▸ **Problem statement**
Bring together all lines of the material below that contain the string "siehe".

# START OF Information shown

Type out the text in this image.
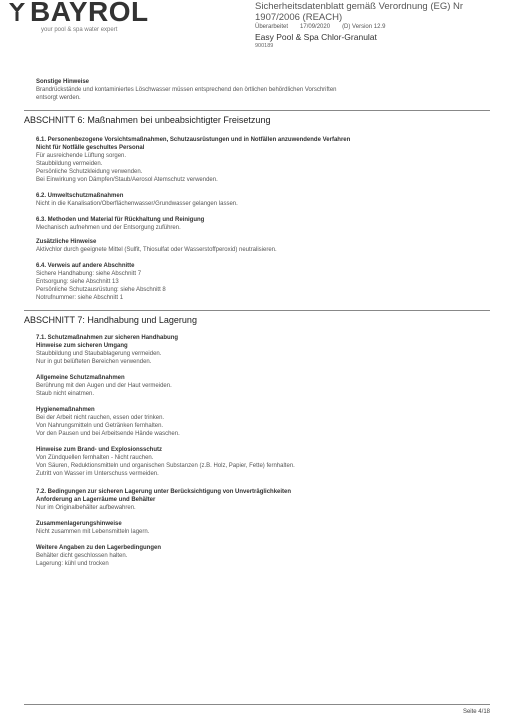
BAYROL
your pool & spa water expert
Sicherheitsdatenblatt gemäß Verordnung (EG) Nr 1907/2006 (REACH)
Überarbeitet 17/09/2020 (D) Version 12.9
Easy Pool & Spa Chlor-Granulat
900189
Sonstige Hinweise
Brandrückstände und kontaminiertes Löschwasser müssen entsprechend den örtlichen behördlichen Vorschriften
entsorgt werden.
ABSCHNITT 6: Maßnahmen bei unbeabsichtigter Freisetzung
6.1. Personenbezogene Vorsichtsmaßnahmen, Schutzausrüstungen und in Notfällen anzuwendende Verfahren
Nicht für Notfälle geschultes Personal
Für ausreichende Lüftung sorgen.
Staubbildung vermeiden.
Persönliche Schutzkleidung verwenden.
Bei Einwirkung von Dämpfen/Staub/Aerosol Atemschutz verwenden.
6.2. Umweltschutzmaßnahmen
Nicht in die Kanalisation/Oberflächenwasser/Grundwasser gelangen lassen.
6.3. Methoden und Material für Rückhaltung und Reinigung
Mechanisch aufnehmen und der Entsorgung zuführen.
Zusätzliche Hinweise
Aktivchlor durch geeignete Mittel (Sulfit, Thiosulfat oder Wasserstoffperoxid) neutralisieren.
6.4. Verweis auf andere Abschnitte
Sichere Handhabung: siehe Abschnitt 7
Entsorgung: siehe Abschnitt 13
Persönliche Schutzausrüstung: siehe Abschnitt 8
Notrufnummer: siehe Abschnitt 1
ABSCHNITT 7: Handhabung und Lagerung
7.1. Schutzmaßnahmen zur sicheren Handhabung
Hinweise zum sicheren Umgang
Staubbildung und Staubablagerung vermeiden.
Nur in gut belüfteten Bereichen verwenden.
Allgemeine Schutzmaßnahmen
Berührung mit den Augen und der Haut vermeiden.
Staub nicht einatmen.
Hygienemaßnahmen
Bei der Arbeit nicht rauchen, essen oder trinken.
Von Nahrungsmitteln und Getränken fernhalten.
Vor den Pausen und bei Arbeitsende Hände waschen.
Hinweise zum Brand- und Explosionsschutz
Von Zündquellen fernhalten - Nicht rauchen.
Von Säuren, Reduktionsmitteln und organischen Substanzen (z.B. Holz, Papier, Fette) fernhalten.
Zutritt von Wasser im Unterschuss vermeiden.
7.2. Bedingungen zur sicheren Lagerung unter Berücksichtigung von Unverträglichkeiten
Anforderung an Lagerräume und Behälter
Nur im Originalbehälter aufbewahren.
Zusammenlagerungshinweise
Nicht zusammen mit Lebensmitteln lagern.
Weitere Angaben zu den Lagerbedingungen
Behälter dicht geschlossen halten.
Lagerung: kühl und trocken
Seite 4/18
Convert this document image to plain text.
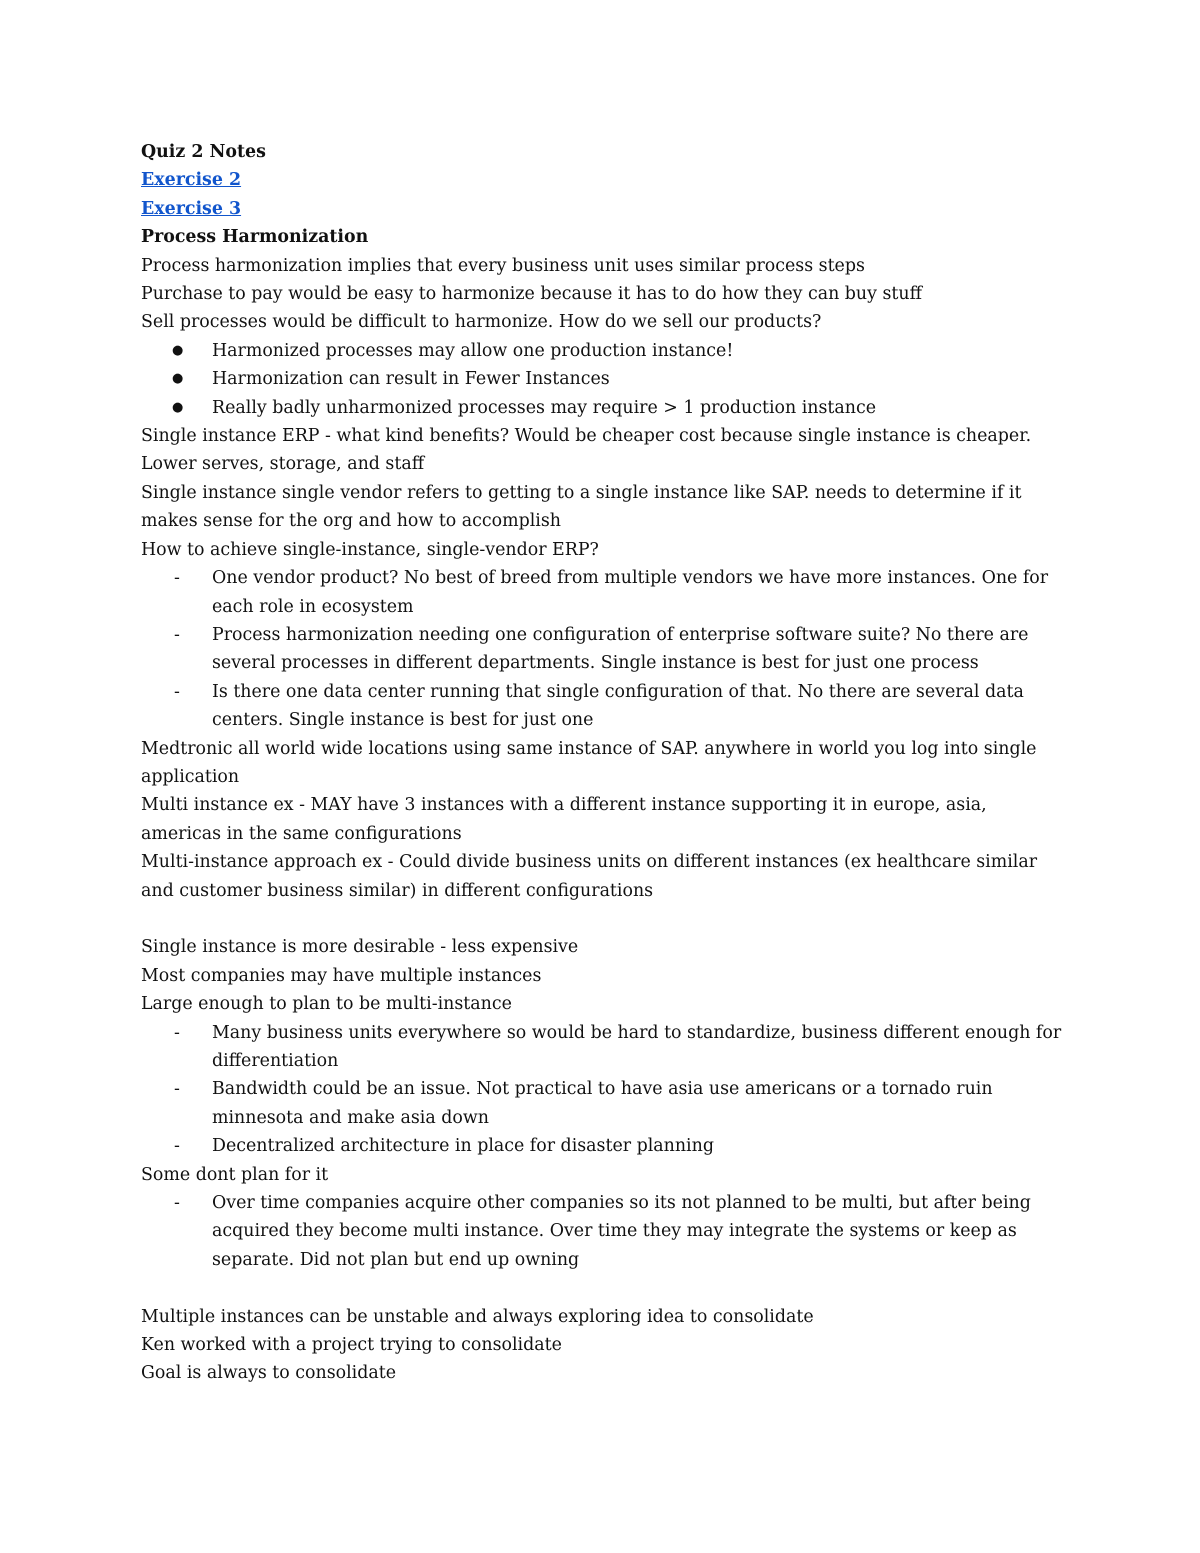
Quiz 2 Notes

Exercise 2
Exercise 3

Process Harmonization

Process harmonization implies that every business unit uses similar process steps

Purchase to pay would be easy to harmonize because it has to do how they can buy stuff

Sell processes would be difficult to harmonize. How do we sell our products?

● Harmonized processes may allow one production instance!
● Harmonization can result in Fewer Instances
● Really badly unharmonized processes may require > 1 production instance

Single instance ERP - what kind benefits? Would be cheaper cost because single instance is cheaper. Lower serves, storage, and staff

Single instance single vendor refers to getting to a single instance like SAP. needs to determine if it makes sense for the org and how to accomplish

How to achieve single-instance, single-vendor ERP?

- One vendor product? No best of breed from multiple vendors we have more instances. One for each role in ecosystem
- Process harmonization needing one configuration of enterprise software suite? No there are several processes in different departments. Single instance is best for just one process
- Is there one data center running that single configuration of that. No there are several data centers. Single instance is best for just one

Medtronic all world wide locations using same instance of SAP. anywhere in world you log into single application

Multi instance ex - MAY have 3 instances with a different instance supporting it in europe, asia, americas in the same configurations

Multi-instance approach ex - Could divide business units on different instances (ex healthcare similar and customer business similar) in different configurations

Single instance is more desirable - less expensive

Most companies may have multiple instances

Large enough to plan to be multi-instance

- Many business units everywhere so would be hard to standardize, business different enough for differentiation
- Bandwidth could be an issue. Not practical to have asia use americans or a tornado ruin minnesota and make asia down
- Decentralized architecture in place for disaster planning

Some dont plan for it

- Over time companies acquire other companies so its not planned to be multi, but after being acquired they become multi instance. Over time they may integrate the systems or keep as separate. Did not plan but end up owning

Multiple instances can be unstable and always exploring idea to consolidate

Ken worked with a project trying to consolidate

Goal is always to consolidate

# END OF Information shown

▸ **Full solution**
Sichere Handhabung: siehe Abschnitt 7
Entsorgung: siehe Abschnitt 13
Persönliche Schutzausrüstung: siehe Abschnitt 8
Notrufnummer: siehe Abschnitt 1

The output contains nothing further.